REQUIREMENT: Return only these lines: the one that contains "Extract the structured" and every line after it through the end of the listing, exactly, without pictures.

------

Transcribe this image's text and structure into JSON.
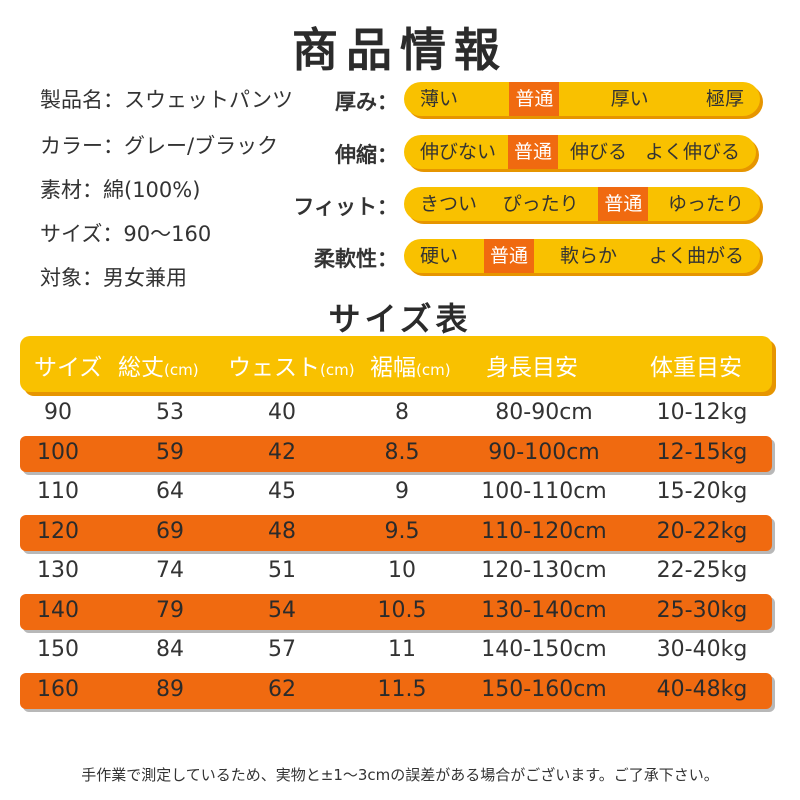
{
  "title": "商品情報",
  "specs": [
    {
      "label": "製品名",
      "value": "スウェットパンツ"
    },
    {
      "label": "カラー",
      "value": "グレー/ブラック"
    },
    {
      "label": "素材",
      "value": "綿(100%)"
    },
    {
      "label": "サイズ",
      "value": "90〜160"
    },
    {
      "label": "対象",
      "value": "男女兼用"
    }
  ],
  "scales": [
    {
      "label": "厚み：",
      "options": [
        "薄い",
        "普通",
        "厚い",
        "極厚"
      ],
      "selected": 1
    },
    {
      "label": "伸縮：",
      "options": [
        "伸びない",
        "普通",
        "伸びる",
        "よく伸びる"
      ],
      "selected": 1
    },
    {
      "label": "フィット：",
      "options": [
        "きつい",
        "ぴったり",
        "普通",
        "ゆったり"
      ],
      "selected": 2
    },
    {
      "label": "柔軟性：",
      "options": [
        "硬い",
        "普通",
        "軟らか",
        "よく曲がる"
      ],
      "selected": 1
    }
  ],
  "size_table": {
    "title": "サイズ表",
    "headers": [
      {
        "text": "サイズ",
        "unit": ""
      },
      {
        "text": "総丈",
        "unit": "(cm)"
      },
      {
        "text": "ウェスト",
        "unit": "(cm)"
      },
      {
        "text": "裾幅",
        "unit": "(cm)"
      },
      {
        "text": "身長目安",
        "unit": ""
      },
      {
        "text": "体重目安",
        "unit": ""
      }
    ],
    "rows": [
      [
        "90",
        "53",
        "40",
        "8",
        "80-90cm",
        "10-12kg"
      ],
      [
        "100",
        "59",
        "42",
        "8.5",
        "90-100cm",
        "12-15kg"
      ],
      [
        "110",
        "64",
        "45",
        "9",
        "100-110cm",
        "15-20kg"
      ],
      [
        "120",
        "69",
        "48",
        "9.5",
        "110-120cm",
        "20-22kg"
      ],
      [
        "130",
        "74",
        "51",
        "10",
        "120-130cm",
        "22-25kg"
      ],
      [
        "140",
        "79",
        "54",
        "10.5",
        "130-140cm",
        "25-30kg"
      ],
      [
        "150",
        "84",
        "57",
        "11",
        "140-150cm",
        "30-40kg"
      ],
      [
        "160",
        "89",
        "62",
        "11.5",
        "150-160cm",
        "40-48kg"
      ]
    ],
    "highlight_rows": [
      1,
      3,
      5,
      7
    ]
  },
  "note": "手作業で測定しているため、実物と±1〜3cmの誤差がある場合がございます。ご了承下さい。",
  "colors": {
    "yellow": "#f9c100",
    "orange": "#f06a10",
    "shadow": "#e69500"
  }
}
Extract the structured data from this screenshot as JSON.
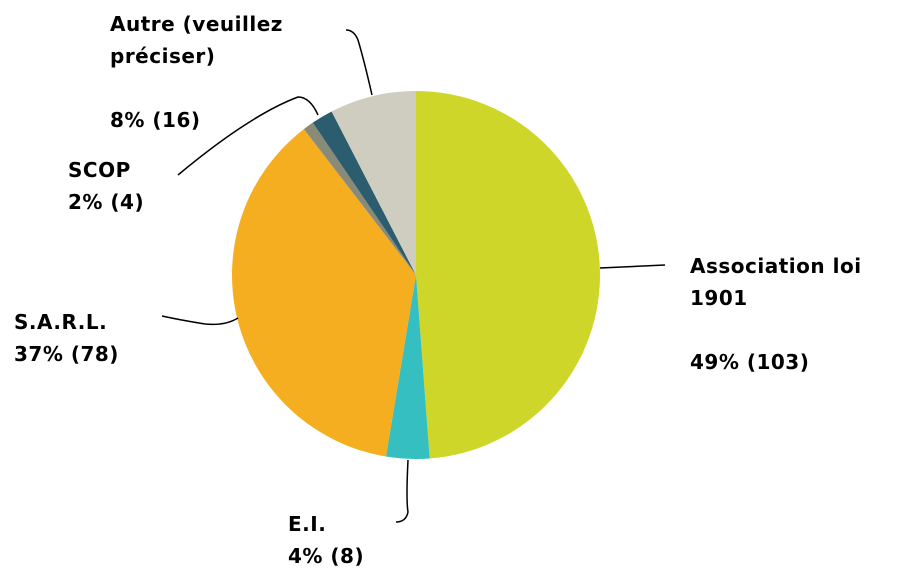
{
  "chart_data": {
    "type": "pie",
    "categories": [
      "Association loi 1901",
      "E.I.",
      "S.A.R.L.",
      null,
      "SCOP",
      "Autre (veuillez préciser)"
    ],
    "values": [
      103,
      8,
      78,
      2,
      4,
      16
    ],
    "value_labels": [
      "49% (103)",
      "4% (8)",
      "37% (78)",
      null,
      "2% (4)",
      "8% (16)"
    ],
    "colors": [
      "#cfd62a",
      "#35bfc0",
      "#f5ae1f",
      "#8a8a78",
      "#2b5d6e",
      "#cfcdbf"
    ]
  }
}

------

TASK RESPONSE:
Extract the structured data from this screenshot as JSON.
{
  "chart_data": {
    "type": "pie",
    "categories": [
      "Association loi 1901",
      "E.I.",
      "S.A.R.L.",
      null,
      "SCOP",
      "Autre (veuillez préciser)"
    ],
    "values": [
      103,
      8,
      78,
      2,
      4,
      16
    ],
    "value_labels": [
      "49% (103)",
      "4% (8)",
      "37% (78)",
      null,
      "2% (4)",
      "8% (16)"
    ],
    "colors": [
      "#cfd62a",
      "#35bfc0",
      "#f5ae1f",
      "#8a8a78",
      "#2b5d6e",
      "#cfcdbf"
    ]
  }
}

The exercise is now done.